### Task brief
Select the lines of the records containing the word "αμυγδαλιά" and list them.

### Information shown
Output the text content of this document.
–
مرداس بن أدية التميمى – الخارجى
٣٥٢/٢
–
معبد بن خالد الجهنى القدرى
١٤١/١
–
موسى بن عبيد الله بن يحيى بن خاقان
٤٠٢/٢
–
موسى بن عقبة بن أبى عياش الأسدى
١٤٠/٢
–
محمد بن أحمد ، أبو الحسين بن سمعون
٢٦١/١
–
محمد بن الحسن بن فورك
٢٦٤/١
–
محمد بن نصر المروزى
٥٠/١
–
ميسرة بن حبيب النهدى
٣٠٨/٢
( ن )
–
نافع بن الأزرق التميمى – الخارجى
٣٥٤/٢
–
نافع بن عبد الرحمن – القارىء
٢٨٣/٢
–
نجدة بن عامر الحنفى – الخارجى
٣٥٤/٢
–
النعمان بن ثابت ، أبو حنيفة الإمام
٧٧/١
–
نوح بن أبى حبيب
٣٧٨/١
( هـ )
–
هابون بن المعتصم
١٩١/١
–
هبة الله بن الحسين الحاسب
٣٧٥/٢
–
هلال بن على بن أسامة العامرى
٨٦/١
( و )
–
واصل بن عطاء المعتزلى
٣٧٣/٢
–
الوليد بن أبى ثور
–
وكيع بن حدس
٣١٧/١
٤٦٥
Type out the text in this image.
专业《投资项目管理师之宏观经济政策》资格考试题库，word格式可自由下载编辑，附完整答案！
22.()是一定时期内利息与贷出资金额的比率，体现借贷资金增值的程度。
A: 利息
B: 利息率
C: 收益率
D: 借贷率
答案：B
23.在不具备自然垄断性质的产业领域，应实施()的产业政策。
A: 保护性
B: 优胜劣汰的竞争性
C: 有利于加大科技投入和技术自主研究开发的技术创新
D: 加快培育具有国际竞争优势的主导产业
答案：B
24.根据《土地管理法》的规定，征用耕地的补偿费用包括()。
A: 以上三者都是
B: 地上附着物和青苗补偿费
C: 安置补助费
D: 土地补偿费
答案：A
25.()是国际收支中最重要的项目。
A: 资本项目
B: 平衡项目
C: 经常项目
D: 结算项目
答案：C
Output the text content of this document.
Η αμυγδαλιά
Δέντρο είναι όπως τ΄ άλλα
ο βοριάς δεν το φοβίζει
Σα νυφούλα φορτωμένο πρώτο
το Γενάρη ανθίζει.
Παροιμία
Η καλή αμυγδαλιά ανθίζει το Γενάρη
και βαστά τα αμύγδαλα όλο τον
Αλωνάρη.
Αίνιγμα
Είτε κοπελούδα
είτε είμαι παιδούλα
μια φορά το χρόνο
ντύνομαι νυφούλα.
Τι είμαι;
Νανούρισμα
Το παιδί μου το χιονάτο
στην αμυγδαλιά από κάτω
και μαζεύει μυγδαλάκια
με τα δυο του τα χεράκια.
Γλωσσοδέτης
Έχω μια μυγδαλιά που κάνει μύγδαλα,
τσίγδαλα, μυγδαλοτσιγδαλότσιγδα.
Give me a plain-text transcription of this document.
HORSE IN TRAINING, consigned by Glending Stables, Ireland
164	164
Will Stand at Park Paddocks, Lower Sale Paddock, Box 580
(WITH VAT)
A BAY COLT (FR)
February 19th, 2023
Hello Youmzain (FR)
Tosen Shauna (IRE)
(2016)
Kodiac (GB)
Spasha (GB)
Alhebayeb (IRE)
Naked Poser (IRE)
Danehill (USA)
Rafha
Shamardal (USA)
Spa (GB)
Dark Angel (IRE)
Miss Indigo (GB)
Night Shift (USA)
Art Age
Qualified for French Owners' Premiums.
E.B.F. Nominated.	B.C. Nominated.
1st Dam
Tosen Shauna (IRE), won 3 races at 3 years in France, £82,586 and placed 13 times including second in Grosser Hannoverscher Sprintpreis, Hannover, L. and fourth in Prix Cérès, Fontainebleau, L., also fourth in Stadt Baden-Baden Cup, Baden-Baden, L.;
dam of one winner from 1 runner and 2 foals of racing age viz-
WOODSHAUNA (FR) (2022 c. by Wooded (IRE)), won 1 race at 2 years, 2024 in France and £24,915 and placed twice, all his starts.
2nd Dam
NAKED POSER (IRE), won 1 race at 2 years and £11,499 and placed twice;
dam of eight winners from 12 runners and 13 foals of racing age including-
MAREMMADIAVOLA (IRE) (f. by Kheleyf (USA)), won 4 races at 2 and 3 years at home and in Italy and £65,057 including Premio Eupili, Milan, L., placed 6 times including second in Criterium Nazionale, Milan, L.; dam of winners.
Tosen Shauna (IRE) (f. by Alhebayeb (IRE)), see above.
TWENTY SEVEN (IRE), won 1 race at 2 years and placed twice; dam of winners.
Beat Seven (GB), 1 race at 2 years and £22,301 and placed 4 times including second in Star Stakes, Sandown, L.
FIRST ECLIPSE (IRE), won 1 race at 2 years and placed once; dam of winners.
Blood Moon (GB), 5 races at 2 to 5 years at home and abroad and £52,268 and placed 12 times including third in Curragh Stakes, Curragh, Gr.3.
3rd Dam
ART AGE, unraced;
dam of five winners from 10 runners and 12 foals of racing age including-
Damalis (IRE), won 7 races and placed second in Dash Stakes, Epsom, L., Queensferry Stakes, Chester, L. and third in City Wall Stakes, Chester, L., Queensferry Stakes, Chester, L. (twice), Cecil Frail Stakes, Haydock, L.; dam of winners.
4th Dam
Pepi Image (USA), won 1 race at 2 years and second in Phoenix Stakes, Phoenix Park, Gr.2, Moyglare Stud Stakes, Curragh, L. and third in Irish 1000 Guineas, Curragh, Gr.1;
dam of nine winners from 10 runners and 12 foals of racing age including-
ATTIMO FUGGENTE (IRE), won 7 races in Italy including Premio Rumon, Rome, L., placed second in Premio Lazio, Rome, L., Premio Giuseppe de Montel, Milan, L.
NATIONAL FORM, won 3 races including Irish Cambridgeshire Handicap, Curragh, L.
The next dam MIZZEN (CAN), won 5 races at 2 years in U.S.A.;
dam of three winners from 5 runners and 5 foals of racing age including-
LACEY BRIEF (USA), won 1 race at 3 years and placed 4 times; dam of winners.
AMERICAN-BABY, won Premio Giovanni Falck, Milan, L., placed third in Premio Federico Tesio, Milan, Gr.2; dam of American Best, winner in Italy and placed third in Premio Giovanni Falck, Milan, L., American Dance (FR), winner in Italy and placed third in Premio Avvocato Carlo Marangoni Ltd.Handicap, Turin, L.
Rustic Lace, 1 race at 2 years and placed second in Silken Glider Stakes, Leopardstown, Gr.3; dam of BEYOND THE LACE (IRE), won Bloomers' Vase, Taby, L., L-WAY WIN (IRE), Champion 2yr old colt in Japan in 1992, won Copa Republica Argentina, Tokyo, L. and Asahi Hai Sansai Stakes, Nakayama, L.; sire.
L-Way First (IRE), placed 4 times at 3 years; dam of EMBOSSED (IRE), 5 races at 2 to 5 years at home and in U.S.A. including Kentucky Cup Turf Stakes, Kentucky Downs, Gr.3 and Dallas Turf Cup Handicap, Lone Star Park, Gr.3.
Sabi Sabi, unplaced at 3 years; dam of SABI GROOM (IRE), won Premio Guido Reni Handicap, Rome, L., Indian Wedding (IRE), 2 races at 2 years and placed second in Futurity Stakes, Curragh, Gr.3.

### Solution
Η αμυγδαλιά
Η καλή αμυγδαλιά ανθίζει το Γενάρη
στην αμυγδαλιά από κάτω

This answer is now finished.